WHAT IS BEING ASKED:
Your answer must consist solely of the number of lines that contain the word "kind".

DATA EXTRACT:
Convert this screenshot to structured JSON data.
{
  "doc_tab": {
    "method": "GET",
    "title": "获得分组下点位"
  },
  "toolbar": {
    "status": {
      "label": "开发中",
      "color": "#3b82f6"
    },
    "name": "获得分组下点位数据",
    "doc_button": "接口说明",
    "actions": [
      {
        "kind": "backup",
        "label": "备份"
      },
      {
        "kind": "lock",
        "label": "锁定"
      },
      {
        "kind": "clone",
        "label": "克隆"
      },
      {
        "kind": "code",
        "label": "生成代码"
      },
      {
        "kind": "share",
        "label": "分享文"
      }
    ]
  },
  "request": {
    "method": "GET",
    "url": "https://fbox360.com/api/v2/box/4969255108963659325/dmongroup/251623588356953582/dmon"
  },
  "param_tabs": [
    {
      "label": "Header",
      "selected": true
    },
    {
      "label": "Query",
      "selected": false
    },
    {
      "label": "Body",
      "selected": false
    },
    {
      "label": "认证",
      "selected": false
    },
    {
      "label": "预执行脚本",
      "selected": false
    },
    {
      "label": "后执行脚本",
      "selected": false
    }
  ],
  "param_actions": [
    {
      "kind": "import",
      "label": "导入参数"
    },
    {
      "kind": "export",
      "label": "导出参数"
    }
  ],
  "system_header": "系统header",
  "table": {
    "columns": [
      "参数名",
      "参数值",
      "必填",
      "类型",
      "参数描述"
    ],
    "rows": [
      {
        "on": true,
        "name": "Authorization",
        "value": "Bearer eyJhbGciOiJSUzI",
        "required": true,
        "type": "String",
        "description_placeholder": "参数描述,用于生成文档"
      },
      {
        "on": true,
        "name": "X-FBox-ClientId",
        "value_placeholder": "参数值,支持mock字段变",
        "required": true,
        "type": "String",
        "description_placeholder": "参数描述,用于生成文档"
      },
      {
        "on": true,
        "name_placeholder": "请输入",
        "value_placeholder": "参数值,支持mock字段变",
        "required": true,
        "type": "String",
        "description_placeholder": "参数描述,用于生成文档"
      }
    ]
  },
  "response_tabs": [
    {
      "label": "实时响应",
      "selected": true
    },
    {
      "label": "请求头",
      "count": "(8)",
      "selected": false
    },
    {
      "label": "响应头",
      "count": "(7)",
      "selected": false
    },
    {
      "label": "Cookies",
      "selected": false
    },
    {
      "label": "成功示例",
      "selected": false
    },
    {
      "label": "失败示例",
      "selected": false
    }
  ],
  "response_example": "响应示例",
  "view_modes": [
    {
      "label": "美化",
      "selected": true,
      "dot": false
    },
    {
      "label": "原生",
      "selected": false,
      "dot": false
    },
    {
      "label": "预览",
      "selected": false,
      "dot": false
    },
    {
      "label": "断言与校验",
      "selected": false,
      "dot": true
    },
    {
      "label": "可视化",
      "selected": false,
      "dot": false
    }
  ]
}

==

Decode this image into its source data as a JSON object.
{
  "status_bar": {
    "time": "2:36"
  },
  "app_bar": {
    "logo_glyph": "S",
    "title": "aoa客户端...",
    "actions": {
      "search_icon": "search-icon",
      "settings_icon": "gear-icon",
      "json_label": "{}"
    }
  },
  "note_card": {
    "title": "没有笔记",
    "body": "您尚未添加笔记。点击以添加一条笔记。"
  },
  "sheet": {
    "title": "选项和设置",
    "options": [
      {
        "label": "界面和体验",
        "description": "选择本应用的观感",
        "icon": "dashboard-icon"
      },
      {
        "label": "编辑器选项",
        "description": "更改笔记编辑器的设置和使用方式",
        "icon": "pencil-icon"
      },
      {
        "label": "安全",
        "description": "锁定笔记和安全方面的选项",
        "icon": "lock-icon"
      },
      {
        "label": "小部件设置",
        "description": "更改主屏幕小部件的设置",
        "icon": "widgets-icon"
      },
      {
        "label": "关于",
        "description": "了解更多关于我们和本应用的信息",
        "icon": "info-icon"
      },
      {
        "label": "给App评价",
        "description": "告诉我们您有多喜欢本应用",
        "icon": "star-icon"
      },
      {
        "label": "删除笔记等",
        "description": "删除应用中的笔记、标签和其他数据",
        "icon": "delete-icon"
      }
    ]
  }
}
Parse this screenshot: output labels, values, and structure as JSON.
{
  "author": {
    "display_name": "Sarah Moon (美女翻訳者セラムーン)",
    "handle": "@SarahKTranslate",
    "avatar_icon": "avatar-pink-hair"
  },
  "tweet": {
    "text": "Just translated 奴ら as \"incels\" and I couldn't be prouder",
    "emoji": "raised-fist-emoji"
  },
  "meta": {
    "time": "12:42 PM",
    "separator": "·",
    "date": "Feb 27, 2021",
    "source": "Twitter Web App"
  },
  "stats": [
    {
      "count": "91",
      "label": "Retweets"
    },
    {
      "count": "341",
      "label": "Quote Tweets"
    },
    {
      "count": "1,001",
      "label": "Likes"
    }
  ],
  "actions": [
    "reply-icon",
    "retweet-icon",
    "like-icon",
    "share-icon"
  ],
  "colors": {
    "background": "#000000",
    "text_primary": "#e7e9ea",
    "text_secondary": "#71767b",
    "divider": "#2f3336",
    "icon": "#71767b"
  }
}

EXERCISE SOLUTION:
7